*Work item:* Please explain, using the article on John Beauchamp, why his time as 2nd Baron Beauchamp of Kidderminster lasted only from 1398 till 1399.

= John Beauchamp (MP for Worcestershire) =

English politician (1377–1420)

Sir John Beauchamp (6 January 1377 – 27 August 1420) was an English politician. He sat as MP for Worcestershire in 1401, October 1404 and April 1414.

From 1398 till 1399, he served as 2nd Baron Beauchamp of Kidderminster but was forced to give up his title upon the deposition of Richard II. He was knighted c. 1399.

== Political career ==
He also served as tax collector for Worcestershire in March 1404; justice of the peace of Worcestershire from 8 May 1404 till his death; commissioner of oyer and terminer in Worcestershire in July 1406 and December 1409; commissioner of arrest in February 1412; commissioner of inquiry concerning Lollards in January 1414; commissioner of gaol delivery in Worcester in July 1416.

He also served as escheator of Worcestershire from 9 November 1406 till 2 November 1407 and 10 November 1413 till 14 December 1415; Deputy Sheriff of Worcestershire by appointment of Richard, Earl of Warwick) from 20 December 1406 till 10 November 1408 and 11 December 1411 till 2 November 1412.

== Family ==
He was the son and heir of Sir John Beauchamp, 1st Baron Beauchamp of Kidderminster by Joan, the daughter and heiress of Robert Fitzwith. c. 1397, he married Isabel, the daughter of Henry, Lord Ferrers (died 1388) by Joan, who was probably the daughter of Sir Thomas Hoo and they had one daughter. c. 1410, he married Alice (died before 1428).

*Given entries:*
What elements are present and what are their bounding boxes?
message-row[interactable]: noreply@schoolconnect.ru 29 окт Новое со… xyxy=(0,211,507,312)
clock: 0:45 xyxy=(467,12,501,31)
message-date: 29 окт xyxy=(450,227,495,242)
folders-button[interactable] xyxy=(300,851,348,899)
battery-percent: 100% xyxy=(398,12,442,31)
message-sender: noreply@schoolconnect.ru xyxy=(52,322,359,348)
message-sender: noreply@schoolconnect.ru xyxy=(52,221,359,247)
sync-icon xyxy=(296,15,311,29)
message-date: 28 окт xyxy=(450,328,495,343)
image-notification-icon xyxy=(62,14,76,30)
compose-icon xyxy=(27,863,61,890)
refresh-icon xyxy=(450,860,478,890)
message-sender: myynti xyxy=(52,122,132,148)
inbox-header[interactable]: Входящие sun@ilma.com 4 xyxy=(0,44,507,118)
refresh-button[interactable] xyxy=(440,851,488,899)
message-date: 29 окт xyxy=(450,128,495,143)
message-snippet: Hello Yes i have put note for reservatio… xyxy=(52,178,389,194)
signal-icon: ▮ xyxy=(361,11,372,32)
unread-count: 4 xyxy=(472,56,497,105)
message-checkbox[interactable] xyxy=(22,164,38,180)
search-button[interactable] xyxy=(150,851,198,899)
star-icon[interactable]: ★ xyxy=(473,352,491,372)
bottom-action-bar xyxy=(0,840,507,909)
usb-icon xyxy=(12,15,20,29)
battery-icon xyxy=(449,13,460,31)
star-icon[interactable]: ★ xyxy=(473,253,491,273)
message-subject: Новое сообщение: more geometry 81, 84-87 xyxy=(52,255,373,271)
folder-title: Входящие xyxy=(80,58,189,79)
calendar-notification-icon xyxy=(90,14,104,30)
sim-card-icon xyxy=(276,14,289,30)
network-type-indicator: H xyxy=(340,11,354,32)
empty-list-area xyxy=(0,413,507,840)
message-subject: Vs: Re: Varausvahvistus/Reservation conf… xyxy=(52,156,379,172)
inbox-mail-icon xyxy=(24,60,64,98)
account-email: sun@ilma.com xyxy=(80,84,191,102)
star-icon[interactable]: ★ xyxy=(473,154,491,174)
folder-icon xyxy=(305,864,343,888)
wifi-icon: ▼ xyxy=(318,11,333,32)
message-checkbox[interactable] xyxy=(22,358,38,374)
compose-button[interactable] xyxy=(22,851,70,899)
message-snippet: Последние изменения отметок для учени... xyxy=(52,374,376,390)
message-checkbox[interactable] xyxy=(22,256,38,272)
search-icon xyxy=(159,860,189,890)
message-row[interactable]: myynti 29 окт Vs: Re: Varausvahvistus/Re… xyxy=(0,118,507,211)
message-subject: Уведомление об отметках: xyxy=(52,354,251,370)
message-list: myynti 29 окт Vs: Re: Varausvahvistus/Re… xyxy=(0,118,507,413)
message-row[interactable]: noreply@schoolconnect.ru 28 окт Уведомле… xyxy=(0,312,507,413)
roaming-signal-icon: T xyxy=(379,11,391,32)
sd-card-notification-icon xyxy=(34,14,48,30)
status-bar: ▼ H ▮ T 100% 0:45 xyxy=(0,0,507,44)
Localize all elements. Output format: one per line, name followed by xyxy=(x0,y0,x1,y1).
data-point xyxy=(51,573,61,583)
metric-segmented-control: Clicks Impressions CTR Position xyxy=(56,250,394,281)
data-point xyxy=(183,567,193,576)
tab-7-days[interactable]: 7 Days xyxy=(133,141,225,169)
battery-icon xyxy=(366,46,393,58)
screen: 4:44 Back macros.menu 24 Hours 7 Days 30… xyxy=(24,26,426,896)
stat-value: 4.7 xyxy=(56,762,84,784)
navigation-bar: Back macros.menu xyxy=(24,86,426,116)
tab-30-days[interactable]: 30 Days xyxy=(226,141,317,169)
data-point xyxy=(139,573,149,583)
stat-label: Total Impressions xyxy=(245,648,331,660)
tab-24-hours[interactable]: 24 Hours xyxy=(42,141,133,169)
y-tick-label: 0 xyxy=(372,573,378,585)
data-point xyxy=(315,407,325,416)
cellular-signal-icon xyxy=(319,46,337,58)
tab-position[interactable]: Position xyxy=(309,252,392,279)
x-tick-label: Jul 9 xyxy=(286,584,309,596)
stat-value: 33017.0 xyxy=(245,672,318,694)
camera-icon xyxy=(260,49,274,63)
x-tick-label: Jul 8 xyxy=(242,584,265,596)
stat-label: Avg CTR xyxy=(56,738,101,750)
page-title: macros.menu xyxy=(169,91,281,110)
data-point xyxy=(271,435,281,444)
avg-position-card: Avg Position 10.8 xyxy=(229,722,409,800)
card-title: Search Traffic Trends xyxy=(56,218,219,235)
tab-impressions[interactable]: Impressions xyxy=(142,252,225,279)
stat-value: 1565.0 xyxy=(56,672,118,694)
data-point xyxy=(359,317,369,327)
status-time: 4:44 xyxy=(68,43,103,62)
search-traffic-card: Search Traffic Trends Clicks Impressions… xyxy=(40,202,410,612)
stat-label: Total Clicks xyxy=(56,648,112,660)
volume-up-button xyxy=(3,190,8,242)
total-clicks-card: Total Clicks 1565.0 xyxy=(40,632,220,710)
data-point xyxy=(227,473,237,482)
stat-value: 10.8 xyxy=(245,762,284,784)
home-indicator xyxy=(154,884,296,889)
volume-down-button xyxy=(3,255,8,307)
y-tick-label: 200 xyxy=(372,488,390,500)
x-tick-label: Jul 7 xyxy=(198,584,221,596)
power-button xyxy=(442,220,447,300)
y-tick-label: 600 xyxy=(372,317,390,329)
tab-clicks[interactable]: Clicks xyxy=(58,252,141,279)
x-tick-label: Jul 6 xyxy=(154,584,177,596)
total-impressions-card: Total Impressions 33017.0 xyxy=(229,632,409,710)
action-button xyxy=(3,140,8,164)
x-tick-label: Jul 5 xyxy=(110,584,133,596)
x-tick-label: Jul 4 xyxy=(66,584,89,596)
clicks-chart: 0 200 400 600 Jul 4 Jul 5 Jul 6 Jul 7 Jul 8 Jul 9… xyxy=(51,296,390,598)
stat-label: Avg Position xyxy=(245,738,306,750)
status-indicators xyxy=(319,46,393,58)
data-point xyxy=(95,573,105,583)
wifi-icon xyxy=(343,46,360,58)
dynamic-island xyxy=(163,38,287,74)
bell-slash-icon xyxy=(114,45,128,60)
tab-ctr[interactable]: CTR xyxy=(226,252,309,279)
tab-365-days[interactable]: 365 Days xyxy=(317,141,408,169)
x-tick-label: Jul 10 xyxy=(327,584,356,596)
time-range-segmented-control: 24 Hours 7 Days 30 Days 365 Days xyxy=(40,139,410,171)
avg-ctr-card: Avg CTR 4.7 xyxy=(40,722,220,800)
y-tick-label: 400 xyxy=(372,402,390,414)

*Completed exercise:* He held the title only until 1399 because he was forced to give it up upon the deposition of Richard II.